● **WORK TO BE COMPLETED**: List all lines of the data containing the word "name".

-- Start of DATA LINES --

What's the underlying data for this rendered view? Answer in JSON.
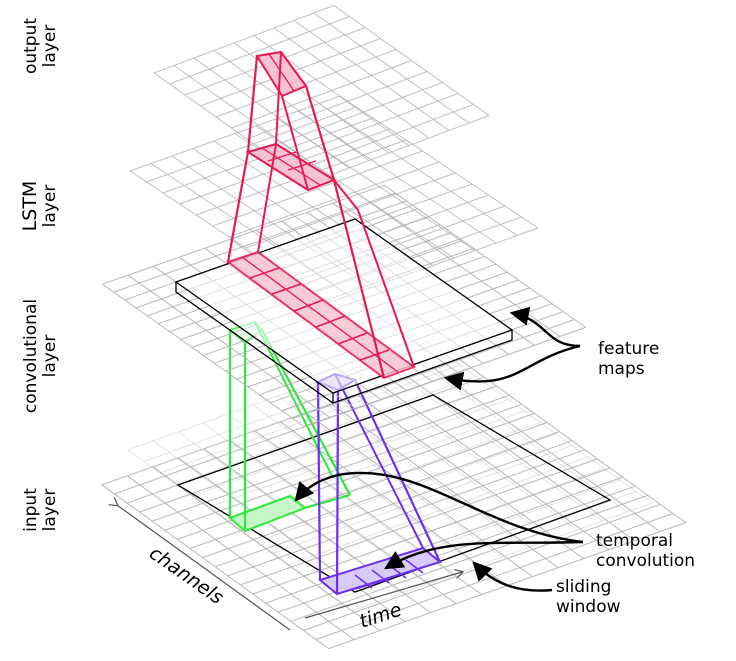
{
  "layers": {
    "output": [
      "output",
      "layer"
    ],
    "lstm": [
      "LSTM",
      "layer"
    ],
    "conv": [
      "convolutional",
      "layer"
    ],
    "input": [
      "input",
      "layer"
    ]
  },
  "annotations": {
    "feature_maps": [
      "feature",
      "maps"
    ],
    "temporal_convolution": [
      "temporal",
      "convolution"
    ],
    "sliding_window": [
      "sliding",
      "window"
    ]
  },
  "axes": {
    "channels": "channels",
    "time": "time"
  },
  "colors": {
    "grid": "#b0b0b0",
    "outline": "#000000",
    "red": "#e8194f",
    "red_fill": "#f7c3d3",
    "green": "#2ee83a",
    "green_fill": "#c6f7c9",
    "purple": "#6b2ff0",
    "purple_fill": "#d8cbfb"
  }
}
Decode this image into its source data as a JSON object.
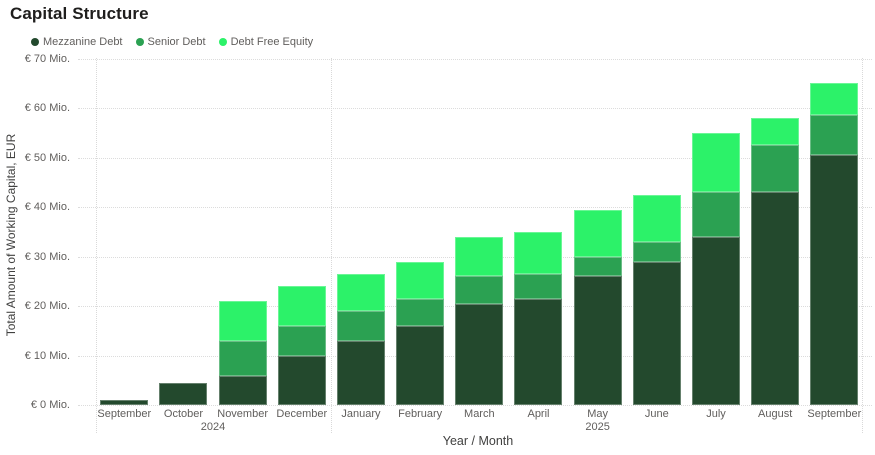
{
  "title": "Capital Structure",
  "colors": {
    "mezzanine_debt": "#23492d",
    "senior_debt": "#2ba152",
    "debt_free_equity": "#2cf269",
    "grid": "#dcdcdc",
    "axis_text": "#605e5c",
    "title_text": "#1f1e1d"
  },
  "chart_data": {
    "type": "bar",
    "stacked": true,
    "title": "Capital Structure",
    "xlabel": "Year / Month",
    "ylabel": "Total Amount of Working Capital, EUR",
    "ylim": [
      0,
      70
    ],
    "ytick_step": 10,
    "ytick_labels": [
      "€ 0 Mio.",
      "€ 10 Mio.",
      "€ 20 Mio.",
      "€ 30 Mio.",
      "€ 40 Mio.",
      "€ 50 Mio.",
      "€ 60 Mio.",
      "€ 70 Mio."
    ],
    "grid": true,
    "legend_position": "top-left",
    "categories": [
      "September",
      "October",
      "November",
      "December",
      "January",
      "February",
      "March",
      "April",
      "May",
      "June",
      "July",
      "August",
      "September"
    ],
    "year_groups": [
      {
        "label": "2024",
        "from": 0,
        "to": 3
      },
      {
        "label": "2025",
        "from": 4,
        "to": 12
      }
    ],
    "series": [
      {
        "name": "Mezzanine Debt",
        "color": "#23492d",
        "values": [
          1,
          4.5,
          6,
          10,
          13,
          16,
          20.5,
          21.5,
          26,
          29,
          34,
          43,
          50.5
        ]
      },
      {
        "name": "Senior Debt",
        "color": "#2ba152",
        "values": [
          0,
          0,
          7,
          6,
          6,
          5.5,
          5.5,
          5,
          4,
          4,
          9,
          9.5,
          8
        ]
      },
      {
        "name": "Debt Free Equity",
        "color": "#2cf269",
        "values": [
          0,
          0,
          8,
          8,
          7.5,
          7.5,
          8,
          8.5,
          9.5,
          9.5,
          12,
          5.5,
          6.5
        ]
      }
    ],
    "totals": [
      1,
      4.5,
      21,
      24,
      26.5,
      29,
      34,
      35,
      39.5,
      42.5,
      55,
      58,
      65
    ]
  }
}
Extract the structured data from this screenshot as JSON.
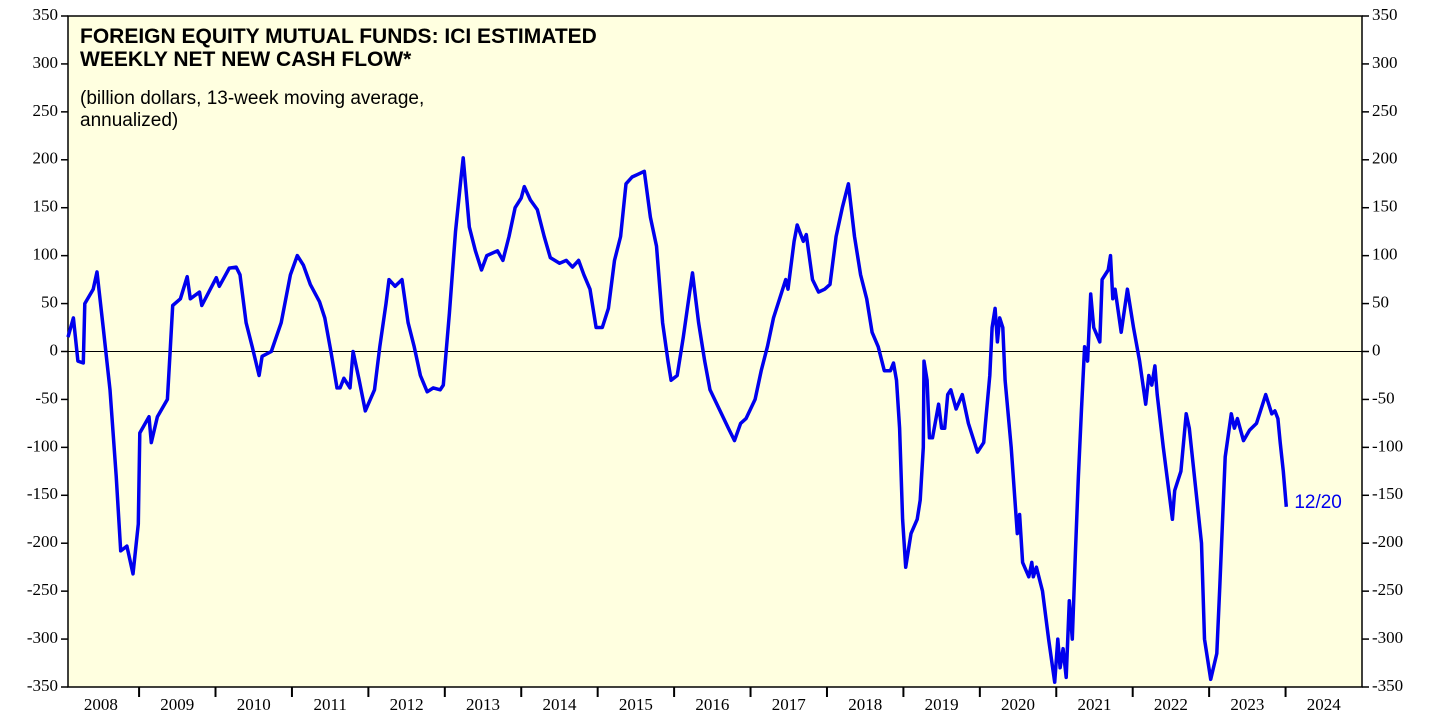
{
  "chart_data": {
    "type": "line",
    "title": [
      "FOREIGN EQUITY MUTUAL FUNDS: ICI ESTIMATED",
      "WEEKLY NET NEW CASH FLOW*"
    ],
    "subtitle": [
      "(billion dollars, 13-week moving average,",
      "annualized)"
    ],
    "annotation": "12/20",
    "x": [
      2008.07,
      2008.14,
      2008.2,
      2008.27,
      2008.29,
      2008.4,
      2008.45,
      2008.53,
      2008.62,
      2008.7,
      2008.76,
      2008.84,
      2008.92,
      2008.99,
      2009.01,
      2009.13,
      2009.16,
      2009.24,
      2009.37,
      2009.41,
      2009.44,
      2009.54,
      2009.63,
      2009.67,
      2009.79,
      2009.82,
      2010.01,
      2010.05,
      2010.18,
      2010.27,
      2010.32,
      2010.4,
      2010.48,
      2010.57,
      2010.61,
      2010.73,
      2010.86,
      2010.98,
      2011.07,
      2011.15,
      2011.24,
      2011.36,
      2011.43,
      2011.51,
      2011.59,
      2011.63,
      2011.68,
      2011.76,
      2011.8,
      2011.88,
      2011.96,
      2012.08,
      2012.15,
      2012.23,
      2012.27,
      2012.35,
      2012.44,
      2012.52,
      2012.6,
      2012.68,
      2012.77,
      2012.85,
      2012.94,
      2012.98,
      2013.06,
      2013.14,
      2013.21,
      2013.24,
      2013.32,
      2013.4,
      2013.48,
      2013.55,
      2013.69,
      2013.76,
      2013.84,
      2013.92,
      2014.0,
      2014.04,
      2014.12,
      2014.21,
      2014.3,
      2014.38,
      2014.5,
      2014.59,
      2014.67,
      2014.75,
      2014.82,
      2014.9,
      2014.98,
      2015.06,
      2015.14,
      2015.22,
      2015.3,
      2015.37,
      2015.45,
      2015.53,
      2015.61,
      2015.69,
      2015.77,
      2015.85,
      2015.92,
      2015.96,
      2016.04,
      2016.12,
      2016.2,
      2016.24,
      2016.32,
      2016.4,
      2016.47,
      2016.59,
      2016.71,
      2016.79,
      2016.87,
      2016.94,
      2017.06,
      2017.14,
      2017.22,
      2017.3,
      2017.38,
      2017.46,
      2017.49,
      2017.57,
      2017.61,
      2017.69,
      2017.73,
      2017.81,
      2017.89,
      2017.97,
      2018.04,
      2018.12,
      2018.2,
      2018.28,
      2018.36,
      2018.44,
      2018.52,
      2018.59,
      2018.67,
      2018.75,
      2018.83,
      2018.87,
      2018.91,
      2018.95,
      2018.99,
      2019.03,
      2019.1,
      2019.18,
      2019.22,
      2019.26,
      2019.27,
      2019.31,
      2019.34,
      2019.38,
      2019.46,
      2019.5,
      2019.54,
      2019.58,
      2019.62,
      2019.69,
      2019.77,
      2019.85,
      2019.97,
      2020.05,
      2020.13,
      2020.16,
      2020.2,
      2020.23,
      2020.26,
      2020.3,
      2020.33,
      2020.41,
      2020.49,
      2020.52,
      2020.56,
      2020.64,
      2020.68,
      2020.7,
      2020.74,
      2020.82,
      2020.9,
      2020.98,
      2021.02,
      2021.05,
      2021.09,
      2021.13,
      2021.17,
      2021.21,
      2021.25,
      2021.29,
      2021.33,
      2021.37,
      2021.41,
      2021.45,
      2021.49,
      2021.57,
      2021.6,
      2021.68,
      2021.71,
      2021.74,
      2021.77,
      2021.85,
      2021.93,
      2022.01,
      2022.09,
      2022.17,
      2022.21,
      2022.25,
      2022.29,
      2022.32,
      2022.4,
      2022.48,
      2022.52,
      2022.55,
      2022.63,
      2022.7,
      2022.74,
      2022.82,
      2022.9,
      2022.94,
      2023.02,
      2023.1,
      2023.14,
      2023.21,
      2023.29,
      2023.33,
      2023.37,
      2023.45,
      2023.53,
      2023.62,
      2023.74,
      2023.82,
      2023.86,
      2023.9,
      2023.93,
      2023.97,
      2024.01
    ],
    "series": [
      {
        "name": "Foreign equity net new cash flow",
        "color": "#0000ee",
        "values": [
          15,
          35,
          -10,
          -12,
          50,
          65,
          83,
          25,
          -40,
          -130,
          -208,
          -203,
          -232,
          -180,
          -85,
          -68,
          -95,
          -68,
          -50,
          5,
          48,
          55,
          78,
          55,
          62,
          48,
          77,
          68,
          87,
          88,
          80,
          30,
          5,
          -25,
          -5,
          0,
          30,
          80,
          100,
          90,
          70,
          52,
          35,
          0,
          -38,
          -38,
          -28,
          -38,
          0,
          -30,
          -62,
          -40,
          5,
          50,
          75,
          68,
          75,
          30,
          5,
          -25,
          -42,
          -38,
          -40,
          -35,
          40,
          125,
          180,
          202,
          130,
          105,
          85,
          100,
          105,
          95,
          120,
          150,
          160,
          172,
          158,
          148,
          120,
          98,
          92,
          95,
          88,
          95,
          80,
          65,
          25,
          25,
          45,
          95,
          120,
          175,
          182,
          185,
          188,
          140,
          110,
          30,
          -10,
          -30,
          -25,
          15,
          60,
          82,
          30,
          -10,
          -40,
          -60,
          -80,
          -93,
          -75,
          -70,
          -50,
          -20,
          5,
          35,
          55,
          75,
          65,
          115,
          132,
          115,
          122,
          75,
          62,
          65,
          70,
          120,
          150,
          175,
          120,
          80,
          55,
          20,
          5,
          -20,
          -20,
          -12,
          -30,
          -80,
          -175,
          -225,
          -190,
          -175,
          -155,
          -100,
          -10,
          -30,
          -90,
          -90,
          -55,
          -80,
          -80,
          -45,
          -40,
          -60,
          -45,
          -75,
          -105,
          -95,
          -25,
          25,
          45,
          10,
          35,
          25,
          -30,
          -100,
          -190,
          -170,
          -220,
          -235,
          -220,
          -235,
          -225,
          -250,
          -300,
          -345,
          -300,
          -330,
          -310,
          -340,
          -260,
          -300,
          -210,
          -130,
          -60,
          5,
          -10,
          60,
          25,
          10,
          75,
          85,
          100,
          55,
          65,
          20,
          65,
          25,
          -10,
          -55,
          -25,
          -35,
          -15,
          -45,
          -100,
          -150,
          -175,
          -145,
          -125,
          -65,
          -80,
          -140,
          -200,
          -300,
          -342,
          -315,
          -245,
          -110,
          -65,
          -80,
          -70,
          -93,
          -82,
          -75,
          -45,
          -65,
          -62,
          -70,
          -95,
          -125,
          -162
        ]
      }
    ],
    "xlim": [
      2008.07,
      2025
    ],
    "xticks": [
      2008,
      2009,
      2010,
      2011,
      2012,
      2013,
      2014,
      2015,
      2016,
      2017,
      2018,
      2019,
      2020,
      2021,
      2022,
      2023,
      2024
    ],
    "ylim": [
      -350,
      350
    ],
    "yticks": [
      -350,
      -300,
      -250,
      -200,
      -150,
      -100,
      -50,
      0,
      50,
      100,
      150,
      200,
      250,
      300,
      350
    ],
    "right_axis": true,
    "zero_line": true,
    "background": "#ffffe0"
  }
}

-- End of DATA LINES --

● **FINISHED ANSWER**:
        "name": "Mezzanine Debt",
        "name": "Senior Debt",
        "name": "Debt Free Equity",
        "name": "Foreign equity net new cash flow",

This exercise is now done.